● Exercise directions
Reproduce every line of the material below, but drop the pictures.

[Figure record extracts]
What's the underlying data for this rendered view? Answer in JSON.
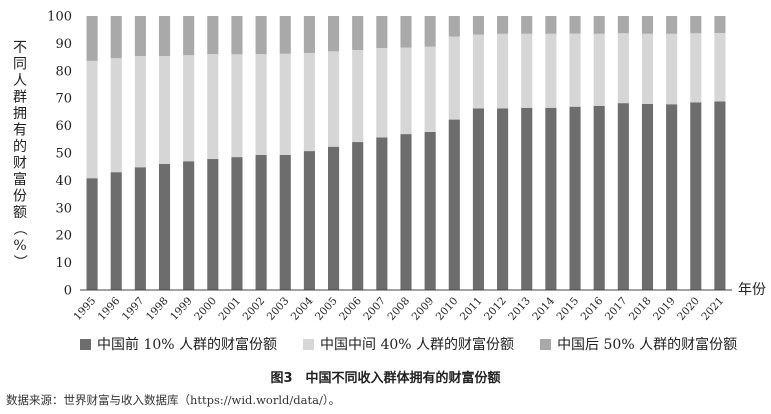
{
  "chart_data": {
    "type": "bar",
    "stacked": true,
    "categories": [
      "1995",
      "1996",
      "1997",
      "1998",
      "1999",
      "2000",
      "2001",
      "2002",
      "2003",
      "2004",
      "2005",
      "2006",
      "2007",
      "2008",
      "2009",
      "2010",
      "2011",
      "2012",
      "2013",
      "2014",
      "2015",
      "2016",
      "2017",
      "2018",
      "2019",
      "2020",
      "2021"
    ],
    "series": [
      {
        "name": "中国前 10% 人群的财富份额",
        "color": "#6d6d6d",
        "values": [
          40.8,
          43.0,
          44.8,
          46.0,
          47.0,
          47.8,
          48.5,
          49.3,
          49.3,
          50.7,
          52.3,
          54.0,
          55.7,
          56.9,
          57.7,
          62.2,
          66.3,
          66.3,
          66.5,
          66.5,
          66.9,
          67.2,
          68.2,
          67.9,
          67.8,
          68.5,
          68.8
        ]
      },
      {
        "name": "中国中间 40% 人群的财富份额",
        "color": "#d6d6d6",
        "values": [
          42.8,
          41.6,
          40.6,
          39.4,
          38.7,
          38.3,
          37.5,
          36.8,
          36.9,
          35.8,
          34.8,
          33.6,
          32.6,
          31.6,
          31.1,
          30.3,
          26.9,
          27.2,
          27.0,
          27.0,
          26.7,
          26.3,
          25.5,
          25.6,
          25.7,
          25.2,
          25.0
        ]
      },
      {
        "name": "中国后 50% 人群的财富份额",
        "color": "#a9a9a9",
        "values": [
          16.4,
          15.4,
          14.6,
          14.6,
          14.3,
          13.9,
          14.0,
          13.9,
          13.8,
          13.5,
          12.9,
          12.4,
          11.7,
          11.5,
          11.2,
          7.5,
          6.8,
          6.5,
          6.5,
          6.5,
          6.4,
          6.5,
          6.3,
          6.5,
          6.5,
          6.3,
          6.2
        ]
      }
    ],
    "ylabel": "不同人群拥有的财富份额（%）",
    "xlabel": "年份",
    "ylim": [
      0,
      100
    ],
    "yticks": [
      0,
      10,
      20,
      30,
      40,
      50,
      60,
      70,
      80,
      90,
      100
    ],
    "grid": false,
    "legend_position": "bottom"
  },
  "figure": {
    "title": "图3　中国不同收入群体拥有的财富份额",
    "source": "数据来源：世界财富与收入数据库（https://wid.world/data/）。"
  }
}
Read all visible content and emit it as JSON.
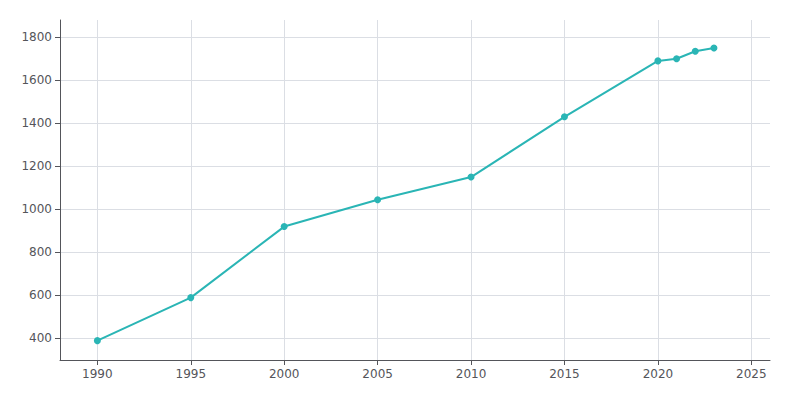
{
  "chart_data": {
    "type": "line",
    "x": [
      1990,
      1995,
      2000,
      2005,
      2010,
      2015,
      2020,
      2021,
      2022,
      2023
    ],
    "values": [
      390,
      590,
      920,
      1045,
      1150,
      1430,
      1690,
      1700,
      1735,
      1750
    ],
    "color": "#2ab5b5",
    "marker": "circle",
    "xlim": [
      1988,
      2026
    ],
    "ylim": [
      300,
      1880
    ],
    "xticks": [
      1990,
      1995,
      2000,
      2005,
      2010,
      2015,
      2020,
      2025
    ],
    "yticks": [
      400,
      600,
      800,
      1000,
      1200,
      1400,
      1600,
      1800
    ],
    "grid": true
  }
}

● Solution to this task
What's the underlying data for this rendered view? Answer in JSON.
{
  "chart_data": {
    "type": "bar",
    "stacked": true,
    "categories": [
      "1995",
      "1996",
      "1997",
      "1998",
      "1999",
      "2000",
      "2001",
      "2002",
      "2003",
      "2004",
      "2005",
      "2006",
      "2007",
      "2008",
      "2009",
      "2010",
      "2011",
      "2012",
      "2013",
      "2014",
      "2015",
      "2016",
      "2017",
      "2018",
      "2019",
      "2020",
      "2021"
    ],
    "series": [
      {
        "name": "中国前 10% 人群的财富份额",
        "color": "#6d6d6d",
        "values": [
          40.8,
          43.0,
          44.8,
          46.0,
          47.0,
          47.8,
          48.5,
          49.3,
          49.3,
          50.7,
          52.3,
          54.0,
          55.7,
          56.9,
          57.7,
          62.2,
          66.3,
          66.3,
          66.5,
          66.5,
          66.9,
          67.2,
          68.2,
          67.9,
          67.8,
          68.5,
          68.8
        ]
      },
      {
        "name": "中国中间 40% 人群的财富份额",
        "color": "#d6d6d6",
        "values": [
          42.8,
          41.6,
          40.6,
          39.4,
          38.7,
          38.3,
          37.5,
          36.8,
          36.9,
          35.8,
          34.8,
          33.6,
          32.6,
          31.6,
          31.1,
          30.3,
          26.9,
          27.2,
          27.0,
          27.0,
          26.7,
          26.3,
          25.5,
          25.6,
          25.7,
          25.2,
          25.0
        ]
      },
      {
        "name": "中国后 50% 人群的财富份额",
        "color": "#a9a9a9",
        "values": [
          16.4,
          15.4,
          14.6,
          14.6,
          14.3,
          13.9,
          14.0,
          13.9,
          13.8,
          13.5,
          12.9,
          12.4,
          11.7,
          11.5,
          11.2,
          7.5,
          6.8,
          6.5,
          6.5,
          6.5,
          6.4,
          6.5,
          6.3,
          6.5,
          6.5,
          6.3,
          6.2
        ]
      }
    ],
    "ylabel": "不同人群拥有的财富份额（%）",
    "xlabel": "年份",
    "ylim": [
      0,
      100
    ],
    "yticks": [
      0,
      10,
      20,
      30,
      40,
      50,
      60,
      70,
      80,
      90,
      100
    ],
    "grid": false,
    "legend_position": "bottom"
  },
  "figure": {
    "title": "图3　中国不同收入群体拥有的财富份额",
    "source": "数据来源：世界财富与收入数据库（https://wid.world/data/）。"
  }
}
Read all visible content and emit it as JSON.
{
  "chart_data": {
    "type": "line",
    "x": [
      1990,
      1995,
      2000,
      2005,
      2010,
      2015,
      2020,
      2021,
      2022,
      2023
    ],
    "values": [
      390,
      590,
      920,
      1045,
      1150,
      1430,
      1690,
      1700,
      1735,
      1750
    ],
    "color": "#2ab5b5",
    "marker": "circle",
    "xlim": [
      1988,
      2026
    ],
    "ylim": [
      300,
      1880
    ],
    "xticks": [
      1990,
      1995,
      2000,
      2005,
      2010,
      2015,
      2020,
      2025
    ],
    "yticks": [
      400,
      600,
      800,
      1000,
      1200,
      1400,
      1600,
      1800
    ],
    "grid": true
  }
}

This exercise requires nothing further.